[Data extracted from a collection]

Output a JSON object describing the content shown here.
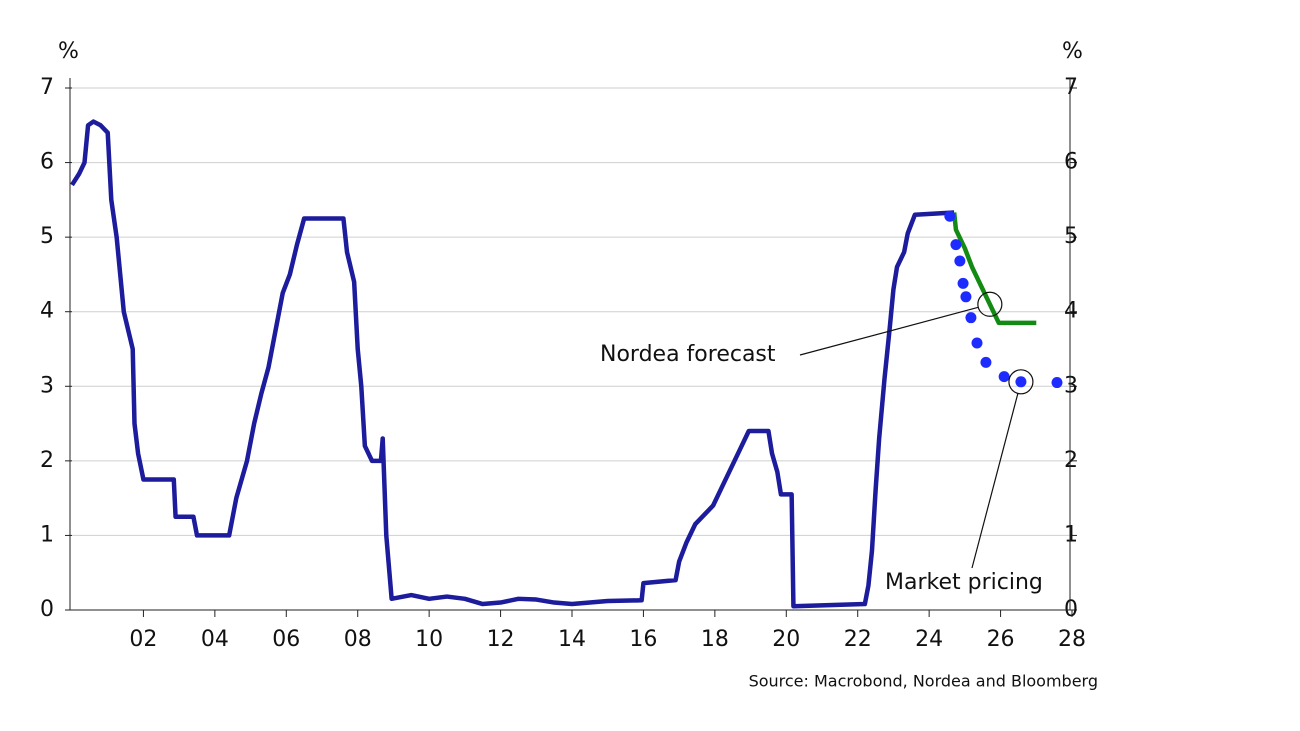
{
  "chart_data": {
    "type": "line",
    "y_label": "%",
    "y2_label": "%",
    "xlim": [
      2000,
      2028
    ],
    "xticks": [
      {
        "value": 2002,
        "label": "02"
      },
      {
        "value": 2004,
        "label": "04"
      },
      {
        "value": 2006,
        "label": "06"
      },
      {
        "value": 2008,
        "label": "08"
      },
      {
        "value": 2010,
        "label": "10"
      },
      {
        "value": 2012,
        "label": "12"
      },
      {
        "value": 2014,
        "label": "14"
      },
      {
        "value": 2016,
        "label": "16"
      },
      {
        "value": 2018,
        "label": "18"
      },
      {
        "value": 2020,
        "label": "20"
      },
      {
        "value": 2022,
        "label": "22"
      },
      {
        "value": 2024,
        "label": "24"
      },
      {
        "value": 2026,
        "label": "26"
      },
      {
        "value": 2028,
        "label": "28"
      }
    ],
    "ylim": [
      0,
      7
    ],
    "yticks": [
      0,
      1,
      2,
      3,
      4,
      5,
      6,
      7
    ],
    "y2lim": [
      0,
      7
    ],
    "y2ticks": [
      0,
      1,
      2,
      3,
      4,
      5,
      6,
      7
    ],
    "grid": true,
    "series": [
      {
        "color": "#1c1c9c",
        "style": "line",
        "x": [
          2000.0,
          2000.2,
          2000.35,
          2000.45,
          2000.6,
          2000.8,
          2001.0,
          2001.1,
          2001.25,
          2001.35,
          2001.45,
          2001.6,
          2001.7,
          2001.75,
          2001.85,
          2002.0,
          2002.5,
          2002.85,
          2002.9,
          2003.4,
          2003.5,
          2004.4,
          2004.5,
          2004.6,
          2004.75,
          2004.9,
          2005.1,
          2005.3,
          2005.5,
          2005.7,
          2005.9,
          2006.1,
          2006.3,
          2006.5,
          2007.6,
          2007.7,
          2007.9,
          2008.0,
          2008.1,
          2008.2,
          2008.4,
          2008.65,
          2008.7,
          2008.8,
          2008.95,
          2009.5,
          2010.0,
          2010.5,
          2011.0,
          2011.5,
          2012.0,
          2012.5,
          2013.0,
          2013.5,
          2014.0,
          2015.0,
          2015.95,
          2016.0,
          2016.9,
          2017.0,
          2017.2,
          2017.45,
          2017.95,
          2018.2,
          2018.45,
          2018.7,
          2018.95,
          2019.5,
          2019.6,
          2019.75,
          2019.85,
          2020.15,
          2020.2,
          2022.2,
          2022.3,
          2022.4,
          2022.5,
          2022.6,
          2022.75,
          2022.9,
          2023.0,
          2023.1,
          2023.3,
          2023.4,
          2023.6,
          2024.7
        ],
        "values": [
          5.7,
          5.85,
          6.0,
          6.5,
          6.55,
          6.5,
          6.4,
          5.5,
          5.0,
          4.5,
          4.0,
          3.7,
          3.5,
          2.5,
          2.1,
          1.75,
          1.75,
          1.75,
          1.25,
          1.25,
          1.0,
          1.0,
          1.25,
          1.5,
          1.75,
          2.0,
          2.5,
          2.9,
          3.25,
          3.75,
          4.25,
          4.5,
          4.9,
          5.25,
          5.25,
          4.8,
          4.4,
          3.5,
          3.0,
          2.2,
          2.0,
          2.0,
          2.3,
          1.0,
          0.15,
          0.2,
          0.15,
          0.18,
          0.15,
          0.08,
          0.1,
          0.15,
          0.14,
          0.1,
          0.08,
          0.12,
          0.13,
          0.36,
          0.4,
          0.65,
          0.9,
          1.15,
          1.4,
          1.65,
          1.9,
          2.15,
          2.4,
          2.4,
          2.1,
          1.85,
          1.55,
          1.55,
          0.05,
          0.08,
          0.33,
          0.8,
          1.6,
          2.3,
          3.1,
          3.8,
          4.3,
          4.6,
          4.8,
          5.05,
          5.3,
          5.33
        ]
      },
      {
        "color": "#138a13",
        "style": "line",
        "x": [
          2024.7,
          2024.75,
          2025.0,
          2025.2,
          2025.45,
          2025.7,
          2025.95,
          2027.0
        ],
        "values": [
          5.33,
          5.1,
          4.85,
          4.6,
          4.35,
          4.1,
          3.85,
          3.85
        ]
      },
      {
        "color": "#1e2bff",
        "style": "dots",
        "axis": "y2",
        "x": [
          2024.58,
          2024.75,
          2024.86,
          2024.95,
          2025.03,
          2025.17,
          2025.34,
          2025.59,
          2026.1,
          2026.57,
          2027.58
        ],
        "values": [
          5.28,
          4.9,
          4.68,
          4.38,
          4.2,
          3.92,
          3.58,
          3.32,
          3.13,
          3.06,
          3.05
        ]
      }
    ],
    "annotations": [
      {
        "text": "Nordea forecast"
      },
      {
        "text": "Market pricing"
      }
    ],
    "source": "Source: Macrobond, Nordea and Bloomberg"
  }
}
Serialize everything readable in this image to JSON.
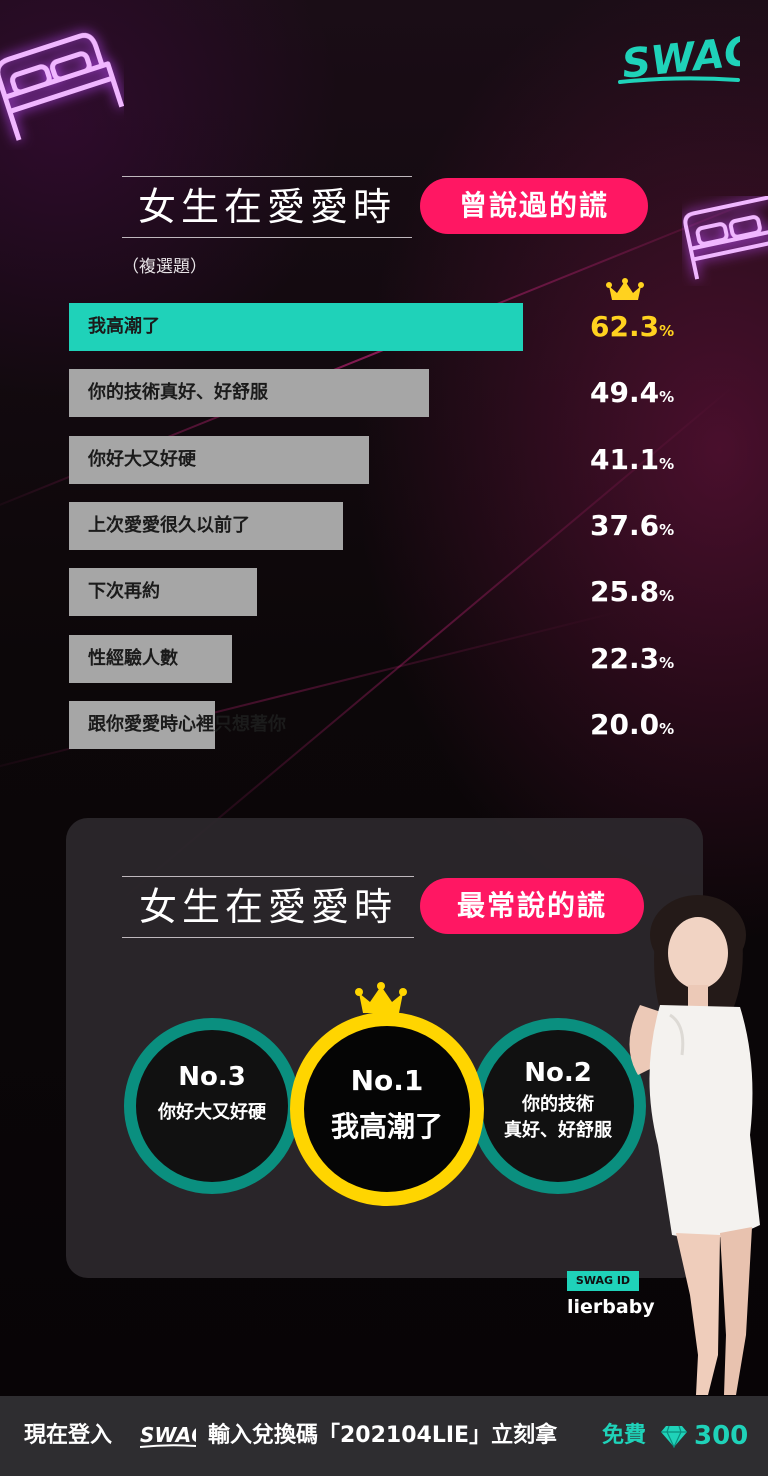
{
  "colors": {
    "accent": "#ff1763",
    "highlight_bar": "#1fd2b9",
    "regular_bar": "#a6a6a6",
    "top_value": "#ffd21f",
    "rank1_ring": "#ffd500",
    "rank_ring": "#0a8f7f"
  },
  "section1": {
    "title": "女生在愛愛時",
    "badge": "曾說過的謊",
    "note": "（複選題）"
  },
  "section2": {
    "title": "女生在愛愛時",
    "badge": "最常說的謊",
    "ranks": [
      {
        "rank": "No.1",
        "label": "我高潮了"
      },
      {
        "rank": "No.2",
        "label_line1": "你的技術",
        "label_line2": "真好、好舒服"
      },
      {
        "rank": "No.3",
        "label": "你好大又好硬"
      }
    ]
  },
  "chart_data": {
    "type": "bar",
    "orientation": "horizontal",
    "categories": [
      "我高潮了",
      "你的技術真好、好舒服",
      "你好大又好硬",
      "上次愛愛很久以前了",
      "下次再約",
      "性經驗人數",
      "跟你愛愛時心裡只想著你"
    ],
    "values": [
      62.3,
      49.4,
      41.1,
      37.6,
      25.8,
      22.3,
      20.0
    ],
    "value_labels": [
      "62.3",
      "49.4",
      "41.1",
      "37.6",
      "25.8",
      "22.3",
      "20.0"
    ],
    "unit": "%",
    "highlight_index": 0
  },
  "credit": {
    "tag": "SWAG ID",
    "username": "lierbaby"
  },
  "footer": {
    "text_start": "現在登入",
    "text_middle": "輸入兌換碼「202104LIE」立刻拿",
    "free_text": "免費",
    "amount": "300"
  }
}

Requirements
Make an exact copy of the data, leaving its pictures out.

Answer
Output a JSON object describing the content shown here.
{
  "chart_data": {
    "type": "line",
    "y_label": "%",
    "y2_label": "%",
    "xlim": [
      2000,
      2028
    ],
    "xticks": [
      {
        "value": 2002,
        "label": "02"
      },
      {
        "value": 2004,
        "label": "04"
      },
      {
        "value": 2006,
        "label": "06"
      },
      {
        "value": 2008,
        "label": "08"
      },
      {
        "value": 2010,
        "label": "10"
      },
      {
        "value": 2012,
        "label": "12"
      },
      {
        "value": 2014,
        "label": "14"
      },
      {
        "value": 2016,
        "label": "16"
      },
      {
        "value": 2018,
        "label": "18"
      },
      {
        "value": 2020,
        "label": "20"
      },
      {
        "value": 2022,
        "label": "22"
      },
      {
        "value": 2024,
        "label": "24"
      },
      {
        "value": 2026,
        "label": "26"
      },
      {
        "value": 2028,
        "label": "28"
      }
    ],
    "ylim": [
      0,
      7
    ],
    "yticks": [
      0,
      1,
      2,
      3,
      4,
      5,
      6,
      7
    ],
    "y2lim": [
      0,
      7
    ],
    "y2ticks": [
      0,
      1,
      2,
      3,
      4,
      5,
      6,
      7
    ],
    "grid": true,
    "series": [
      {
        "color": "#1c1c9c",
        "style": "line",
        "x": [
          2000.0,
          2000.2,
          2000.35,
          2000.45,
          2000.6,
          2000.8,
          2001.0,
          2001.1,
          2001.25,
          2001.35,
          2001.45,
          2001.6,
          2001.7,
          2001.75,
          2001.85,
          2002.0,
          2002.5,
          2002.85,
          2002.9,
          2003.4,
          2003.5,
          2004.4,
          2004.5,
          2004.6,
          2004.75,
          2004.9,
          2005.1,
          2005.3,
          2005.5,
          2005.7,
          2005.9,
          2006.1,
          2006.3,
          2006.5,
          2007.6,
          2007.7,
          2007.9,
          2008.0,
          2008.1,
          2008.2,
          2008.4,
          2008.65,
          2008.7,
          2008.8,
          2008.95,
          2009.5,
          2010.0,
          2010.5,
          2011.0,
          2011.5,
          2012.0,
          2012.5,
          2013.0,
          2013.5,
          2014.0,
          2015.0,
          2015.95,
          2016.0,
          2016.9,
          2017.0,
          2017.2,
          2017.45,
          2017.95,
          2018.2,
          2018.45,
          2018.7,
          2018.95,
          2019.5,
          2019.6,
          2019.75,
          2019.85,
          2020.15,
          2020.2,
          2022.2,
          2022.3,
          2022.4,
          2022.5,
          2022.6,
          2022.75,
          2022.9,
          2023.0,
          2023.1,
          2023.3,
          2023.4,
          2023.6,
          2024.7
        ],
        "values": [
          5.7,
          5.85,
          6.0,
          6.5,
          6.55,
          6.5,
          6.4,
          5.5,
          5.0,
          4.5,
          4.0,
          3.7,
          3.5,
          2.5,
          2.1,
          1.75,
          1.75,
          1.75,
          1.25,
          1.25,
          1.0,
          1.0,
          1.25,
          1.5,
          1.75,
          2.0,
          2.5,
          2.9,
          3.25,
          3.75,
          4.25,
          4.5,
          4.9,
          5.25,
          5.25,
          4.8,
          4.4,
          3.5,
          3.0,
          2.2,
          2.0,
          2.0,
          2.3,
          1.0,
          0.15,
          0.2,
          0.15,
          0.18,
          0.15,
          0.08,
          0.1,
          0.15,
          0.14,
          0.1,
          0.08,
          0.12,
          0.13,
          0.36,
          0.4,
          0.65,
          0.9,
          1.15,
          1.4,
          1.65,
          1.9,
          2.15,
          2.4,
          2.4,
          2.1,
          1.85,
          1.55,
          1.55,
          0.05,
          0.08,
          0.33,
          0.8,
          1.6,
          2.3,
          3.1,
          3.8,
          4.3,
          4.6,
          4.8,
          5.05,
          5.3,
          5.33
        ]
      },
      {
        "color": "#138a13",
        "style": "line",
        "x": [
          2024.7,
          2024.75,
          2025.0,
          2025.2,
          2025.45,
          2025.7,
          2025.95,
          2027.0
        ],
        "values": [
          5.33,
          5.1,
          4.85,
          4.6,
          4.35,
          4.1,
          3.85,
          3.85
        ]
      },
      {
        "color": "#1e2bff",
        "style": "dots",
        "axis": "y2",
        "x": [
          2024.58,
          2024.75,
          2024.86,
          2024.95,
          2025.03,
          2025.17,
          2025.34,
          2025.59,
          2026.1,
          2026.57,
          2027.58
        ],
        "values": [
          5.28,
          4.9,
          4.68,
          4.38,
          4.2,
          3.92,
          3.58,
          3.32,
          3.13,
          3.06,
          3.05
        ]
      }
    ],
    "annotations": [
      {
        "text": "Nordea forecast"
      },
      {
        "text": "Market pricing"
      }
    ],
    "source": "Source: Macrobond, Nordea and Bloomberg"
  }
}
Serialize everything readable in this image to JSON.
{
  "colors": {
    "accent": "#ff1763",
    "highlight_bar": "#1fd2b9",
    "regular_bar": "#a6a6a6",
    "top_value": "#ffd21f",
    "rank1_ring": "#ffd500",
    "rank_ring": "#0a8f7f"
  },
  "section1": {
    "title": "女生在愛愛時",
    "badge": "曾說過的謊",
    "note": "（複選題）"
  },
  "section2": {
    "title": "女生在愛愛時",
    "badge": "最常說的謊",
    "ranks": [
      {
        "rank": "No.1",
        "label": "我高潮了"
      },
      {
        "rank": "No.2",
        "label_line1": "你的技術",
        "label_line2": "真好、好舒服"
      },
      {
        "rank": "No.3",
        "label": "你好大又好硬"
      }
    ]
  },
  "chart_data": {
    "type": "bar",
    "orientation": "horizontal",
    "categories": [
      "我高潮了",
      "你的技術真好、好舒服",
      "你好大又好硬",
      "上次愛愛很久以前了",
      "下次再約",
      "性經驗人數",
      "跟你愛愛時心裡只想著你"
    ],
    "values": [
      62.3,
      49.4,
      41.1,
      37.6,
      25.8,
      22.3,
      20.0
    ],
    "value_labels": [
      "62.3",
      "49.4",
      "41.1",
      "37.6",
      "25.8",
      "22.3",
      "20.0"
    ],
    "unit": "%",
    "highlight_index": 0
  },
  "credit": {
    "tag": "SWAG ID",
    "username": "lierbaby"
  },
  "footer": {
    "text_start": "現在登入",
    "text_middle": "輸入兌換碼「202104LIE」立刻拿",
    "free_text": "免費",
    "amount": "300"
  }
}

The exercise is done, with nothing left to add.